Exercise task:
Repeat each entry exactly and drop the pictures.
— BEGIN —
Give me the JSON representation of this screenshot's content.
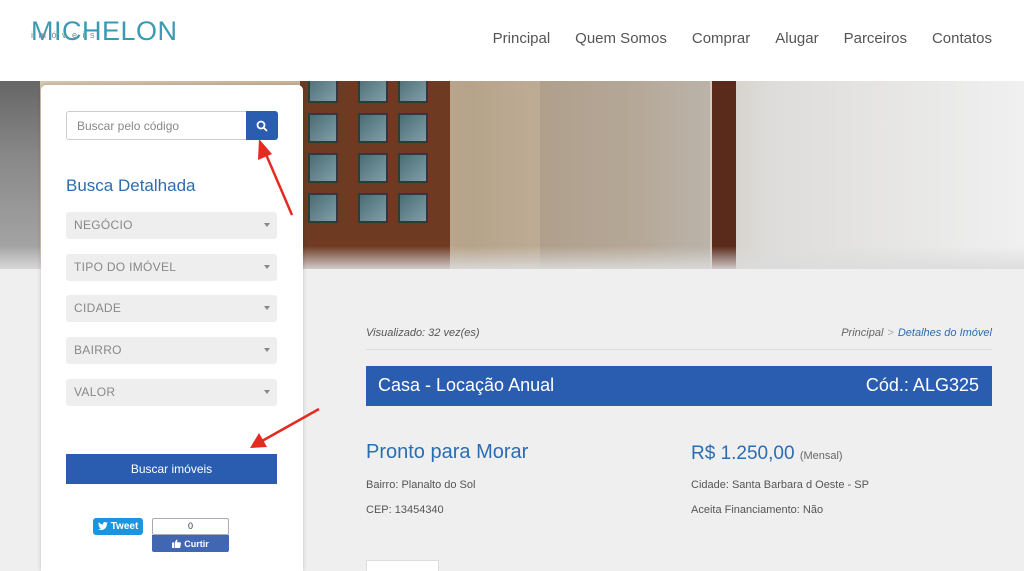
{
  "header": {
    "logo_main": "MICHELON",
    "logo_sub": "imóveis",
    "nav": [
      "Principal",
      "Quem Somos",
      "Comprar",
      "Alugar",
      "Parceiros",
      "Contatos"
    ]
  },
  "sidebar": {
    "search_placeholder": "Buscar pelo código",
    "search_icon": "search-icon",
    "detail_title": "Busca Detalhada",
    "selects": [
      "NEGÓCIO",
      "TIPO DO IMÓVEL",
      "CIDADE",
      "BAIRRO",
      "VALOR"
    ],
    "submit_label": "Buscar imóveis",
    "tweet_label": "Tweet",
    "fb_count": "0",
    "fb_like_label": "Curtir"
  },
  "main": {
    "viewed": "Visualizado: 32 vez(es)",
    "breadcrumb": {
      "home": "Principal",
      "separator": ">",
      "current": "Detalhes do Imóvel"
    },
    "title": "Casa - Locação Anual",
    "code": "Cód.: ALG325",
    "status": "Pronto para Morar",
    "price": "R$ 1.250,00",
    "price_period": "(Mensal)",
    "neighborhood": "Bairro: Planalto do Sol",
    "cep": "CEP: 13454340",
    "city": "Cidade: Santa Barbara d Oeste - SP",
    "financing": "Aceita Financiamento: Não"
  },
  "colors": {
    "brand_blue": "#2a5db0",
    "logo_teal": "#3a9ab3",
    "arrow_red": "#e52a20"
  }
}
— END —
The reply:
Give me the JSON representation of this screenshot's content.
{
  "header": {
    "logo_main": "MICHELON",
    "logo_sub": "imóveis",
    "nav": [
      "Principal",
      "Quem Somos",
      "Comprar",
      "Alugar",
      "Parceiros",
      "Contatos"
    ]
  },
  "sidebar": {
    "search_placeholder": "Buscar pelo código",
    "search_icon": "search-icon",
    "detail_title": "Busca Detalhada",
    "selects": [
      "NEGÓCIO",
      "TIPO DO IMÓVEL",
      "CIDADE",
      "BAIRRO",
      "VALOR"
    ],
    "submit_label": "Buscar imóveis",
    "tweet_label": "Tweet",
    "fb_count": "0",
    "fb_like_label": "Curtir"
  },
  "main": {
    "viewed": "Visualizado: 32 vez(es)",
    "breadcrumb": {
      "home": "Principal",
      "separator": ">",
      "current": "Detalhes do Imóvel"
    },
    "title": "Casa - Locação Anual",
    "code": "Cód.: ALG325",
    "status": "Pronto para Morar",
    "price": "R$ 1.250,00",
    "price_period": "(Mensal)",
    "neighborhood": "Bairro: Planalto do Sol",
    "cep": "CEP: 13454340",
    "city": "Cidade: Santa Barbara d Oeste - SP",
    "financing": "Aceita Financiamento: Não"
  },
  "colors": {
    "brand_blue": "#2a5db0",
    "logo_teal": "#3a9ab3",
    "arrow_red": "#e52a20"
  }
}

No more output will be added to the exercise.